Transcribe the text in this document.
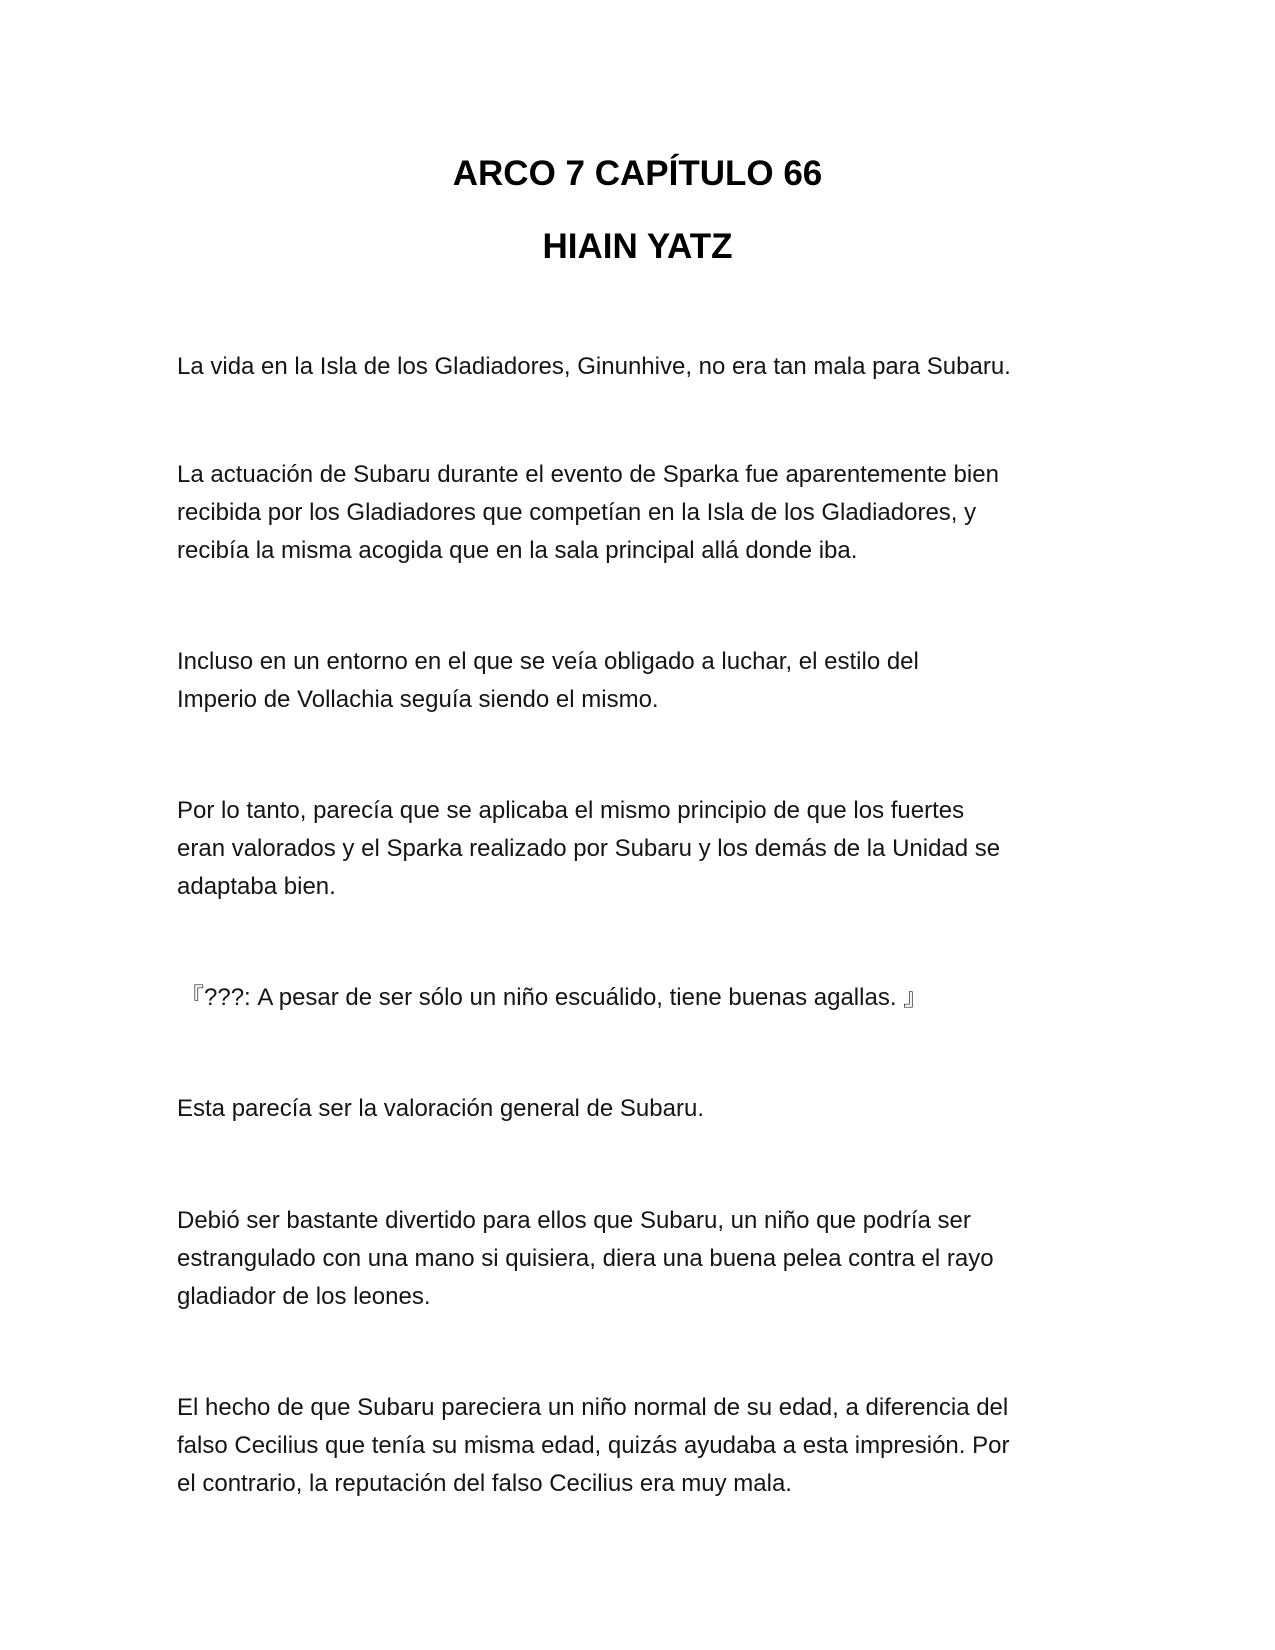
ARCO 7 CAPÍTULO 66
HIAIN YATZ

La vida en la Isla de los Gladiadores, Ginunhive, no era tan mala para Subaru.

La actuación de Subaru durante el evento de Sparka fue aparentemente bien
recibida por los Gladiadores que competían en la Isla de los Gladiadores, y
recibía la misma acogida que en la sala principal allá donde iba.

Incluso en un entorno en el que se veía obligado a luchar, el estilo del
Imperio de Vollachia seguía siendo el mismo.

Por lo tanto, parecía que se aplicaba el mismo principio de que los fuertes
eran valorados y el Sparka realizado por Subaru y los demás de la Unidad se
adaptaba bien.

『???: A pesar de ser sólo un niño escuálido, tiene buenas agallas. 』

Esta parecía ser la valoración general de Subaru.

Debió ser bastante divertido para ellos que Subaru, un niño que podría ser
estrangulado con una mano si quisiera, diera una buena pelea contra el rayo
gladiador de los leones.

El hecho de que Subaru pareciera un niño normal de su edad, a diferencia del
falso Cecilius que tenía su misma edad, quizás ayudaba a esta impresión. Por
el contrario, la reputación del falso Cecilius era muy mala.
==============================
Objective: Copy the material exactly. Do not include the pictures.

Reply:
Transcribe the text in this document.
ARCO 7 CAPÍTULO 66
HIAIN YATZ

La vida en la Isla de los Gladiadores, Ginunhive, no era tan mala para Subaru.

La actuación de Subaru durante el evento de Sparka fue aparentemente bien
recibida por los Gladiadores que competían en la Isla de los Gladiadores, y
recibía la misma acogida que en la sala principal allá donde iba.

Incluso en un entorno en el que se veía obligado a luchar, el estilo del
Imperio de Vollachia seguía siendo el mismo.

Por lo tanto, parecía que se aplicaba el mismo principio de que los fuertes
eran valorados y el Sparka realizado por Subaru y los demás de la Unidad se
adaptaba bien.

『???: A pesar de ser sólo un niño escuálido, tiene buenas agallas. 』

Esta parecía ser la valoración general de Subaru.

Debió ser bastante divertido para ellos que Subaru, un niño que podría ser
estrangulado con una mano si quisiera, diera una buena pelea contra el rayo
gladiador de los leones.

El hecho de que Subaru pareciera un niño normal de su edad, a diferencia del
falso Cecilius que tenía su misma edad, quizás ayudaba a esta impresión. Por
el contrario, la reputación del falso Cecilius era muy mala.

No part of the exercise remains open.